» Work required: Lines that include the word "DTCs" are the ones to copy.

Saved data entries:
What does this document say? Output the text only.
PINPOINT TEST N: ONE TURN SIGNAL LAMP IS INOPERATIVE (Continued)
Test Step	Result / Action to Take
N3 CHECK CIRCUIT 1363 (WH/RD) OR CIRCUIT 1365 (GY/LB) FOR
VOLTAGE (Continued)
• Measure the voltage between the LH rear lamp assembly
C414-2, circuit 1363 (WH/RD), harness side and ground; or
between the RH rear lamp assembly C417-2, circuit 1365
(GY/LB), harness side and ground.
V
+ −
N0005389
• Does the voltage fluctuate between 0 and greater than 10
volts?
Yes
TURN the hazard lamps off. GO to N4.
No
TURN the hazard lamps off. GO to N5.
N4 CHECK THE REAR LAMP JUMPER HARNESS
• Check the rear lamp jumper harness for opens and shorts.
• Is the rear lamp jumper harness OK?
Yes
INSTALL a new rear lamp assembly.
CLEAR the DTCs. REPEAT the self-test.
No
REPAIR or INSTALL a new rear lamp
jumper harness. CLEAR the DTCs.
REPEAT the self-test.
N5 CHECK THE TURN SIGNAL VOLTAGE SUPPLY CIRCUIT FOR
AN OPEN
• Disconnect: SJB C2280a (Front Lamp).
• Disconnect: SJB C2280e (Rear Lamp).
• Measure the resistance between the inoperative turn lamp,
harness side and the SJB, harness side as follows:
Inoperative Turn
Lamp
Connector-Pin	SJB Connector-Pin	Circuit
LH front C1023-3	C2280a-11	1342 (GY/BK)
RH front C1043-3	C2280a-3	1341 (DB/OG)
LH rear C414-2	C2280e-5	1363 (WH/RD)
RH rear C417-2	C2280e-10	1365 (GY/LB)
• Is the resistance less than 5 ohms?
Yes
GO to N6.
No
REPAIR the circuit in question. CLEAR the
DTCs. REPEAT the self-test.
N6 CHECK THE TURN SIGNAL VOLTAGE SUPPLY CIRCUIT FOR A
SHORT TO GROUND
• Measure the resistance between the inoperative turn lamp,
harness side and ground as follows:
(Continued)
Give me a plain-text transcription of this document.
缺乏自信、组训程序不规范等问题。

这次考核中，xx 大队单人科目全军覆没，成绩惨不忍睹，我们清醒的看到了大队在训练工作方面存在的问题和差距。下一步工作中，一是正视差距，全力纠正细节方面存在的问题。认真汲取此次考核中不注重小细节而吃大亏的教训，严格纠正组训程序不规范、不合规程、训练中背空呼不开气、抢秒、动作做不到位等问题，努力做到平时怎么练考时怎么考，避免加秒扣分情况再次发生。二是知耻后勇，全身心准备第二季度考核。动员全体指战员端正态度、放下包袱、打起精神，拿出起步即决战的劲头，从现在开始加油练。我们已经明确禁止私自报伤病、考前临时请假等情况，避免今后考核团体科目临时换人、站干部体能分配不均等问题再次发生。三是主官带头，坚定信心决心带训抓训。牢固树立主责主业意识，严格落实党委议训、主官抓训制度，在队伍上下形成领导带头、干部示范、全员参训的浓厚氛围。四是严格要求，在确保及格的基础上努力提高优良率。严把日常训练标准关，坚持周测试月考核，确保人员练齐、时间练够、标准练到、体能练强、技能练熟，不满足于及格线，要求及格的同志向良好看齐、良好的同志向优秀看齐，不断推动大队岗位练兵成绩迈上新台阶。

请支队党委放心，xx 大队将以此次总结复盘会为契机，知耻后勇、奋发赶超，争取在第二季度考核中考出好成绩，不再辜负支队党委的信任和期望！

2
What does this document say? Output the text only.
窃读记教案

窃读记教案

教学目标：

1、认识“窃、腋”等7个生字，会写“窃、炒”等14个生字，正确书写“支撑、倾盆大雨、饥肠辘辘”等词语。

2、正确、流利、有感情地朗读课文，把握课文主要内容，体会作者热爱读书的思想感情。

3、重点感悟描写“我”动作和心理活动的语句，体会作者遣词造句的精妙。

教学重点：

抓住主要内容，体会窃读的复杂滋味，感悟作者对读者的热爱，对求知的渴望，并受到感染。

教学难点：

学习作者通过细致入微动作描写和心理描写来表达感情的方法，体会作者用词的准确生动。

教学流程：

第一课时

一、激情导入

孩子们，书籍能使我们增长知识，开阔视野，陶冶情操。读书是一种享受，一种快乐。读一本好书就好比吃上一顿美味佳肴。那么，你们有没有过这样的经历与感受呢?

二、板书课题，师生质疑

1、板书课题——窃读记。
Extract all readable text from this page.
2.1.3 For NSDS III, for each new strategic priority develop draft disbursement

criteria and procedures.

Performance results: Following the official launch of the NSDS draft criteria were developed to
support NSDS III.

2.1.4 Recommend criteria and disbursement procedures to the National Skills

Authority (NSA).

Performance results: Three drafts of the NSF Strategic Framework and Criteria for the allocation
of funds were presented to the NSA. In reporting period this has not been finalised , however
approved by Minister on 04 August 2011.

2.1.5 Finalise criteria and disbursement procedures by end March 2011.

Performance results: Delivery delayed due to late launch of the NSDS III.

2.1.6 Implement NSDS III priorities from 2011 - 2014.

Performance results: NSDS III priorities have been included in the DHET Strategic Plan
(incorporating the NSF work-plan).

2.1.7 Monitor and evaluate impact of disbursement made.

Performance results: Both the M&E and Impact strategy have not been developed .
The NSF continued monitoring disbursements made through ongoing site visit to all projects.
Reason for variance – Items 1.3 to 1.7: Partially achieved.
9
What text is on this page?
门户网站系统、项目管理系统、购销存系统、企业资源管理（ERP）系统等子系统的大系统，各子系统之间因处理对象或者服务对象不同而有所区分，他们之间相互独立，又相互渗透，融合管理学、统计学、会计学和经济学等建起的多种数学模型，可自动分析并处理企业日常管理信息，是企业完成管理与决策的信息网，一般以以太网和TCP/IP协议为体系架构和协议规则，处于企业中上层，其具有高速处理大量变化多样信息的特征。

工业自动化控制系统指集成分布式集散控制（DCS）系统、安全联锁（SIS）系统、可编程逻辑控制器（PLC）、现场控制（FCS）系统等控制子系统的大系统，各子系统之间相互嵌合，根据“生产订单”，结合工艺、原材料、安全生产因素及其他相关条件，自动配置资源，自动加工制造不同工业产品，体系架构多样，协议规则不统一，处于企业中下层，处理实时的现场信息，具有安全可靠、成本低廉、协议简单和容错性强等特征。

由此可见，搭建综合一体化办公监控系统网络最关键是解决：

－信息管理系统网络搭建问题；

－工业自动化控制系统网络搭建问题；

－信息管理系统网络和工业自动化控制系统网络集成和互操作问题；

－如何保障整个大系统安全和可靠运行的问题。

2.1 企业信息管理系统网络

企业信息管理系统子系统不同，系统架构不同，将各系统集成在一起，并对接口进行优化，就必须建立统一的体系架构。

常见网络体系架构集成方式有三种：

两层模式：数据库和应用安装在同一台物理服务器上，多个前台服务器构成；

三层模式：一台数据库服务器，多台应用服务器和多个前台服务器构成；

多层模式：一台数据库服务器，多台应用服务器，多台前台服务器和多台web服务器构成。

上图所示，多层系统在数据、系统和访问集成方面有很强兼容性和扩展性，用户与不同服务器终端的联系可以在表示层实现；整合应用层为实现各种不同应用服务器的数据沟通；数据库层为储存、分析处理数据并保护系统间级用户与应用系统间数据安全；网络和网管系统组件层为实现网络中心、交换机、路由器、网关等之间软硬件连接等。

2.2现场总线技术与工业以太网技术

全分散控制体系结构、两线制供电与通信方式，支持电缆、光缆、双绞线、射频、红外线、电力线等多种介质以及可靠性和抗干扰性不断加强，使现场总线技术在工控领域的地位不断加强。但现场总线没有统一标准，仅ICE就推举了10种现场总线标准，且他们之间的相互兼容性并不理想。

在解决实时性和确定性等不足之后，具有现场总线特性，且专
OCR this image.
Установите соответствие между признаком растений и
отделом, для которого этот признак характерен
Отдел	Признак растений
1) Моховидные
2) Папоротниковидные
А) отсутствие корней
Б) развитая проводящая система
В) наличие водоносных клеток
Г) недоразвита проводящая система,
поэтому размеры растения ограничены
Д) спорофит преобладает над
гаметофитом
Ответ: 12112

» Written answer:
CLEAR the DTCs. REPEAT the self-test.
jumper harness. CLEAR the DTCs.
DTCs. REPEAT the self-test.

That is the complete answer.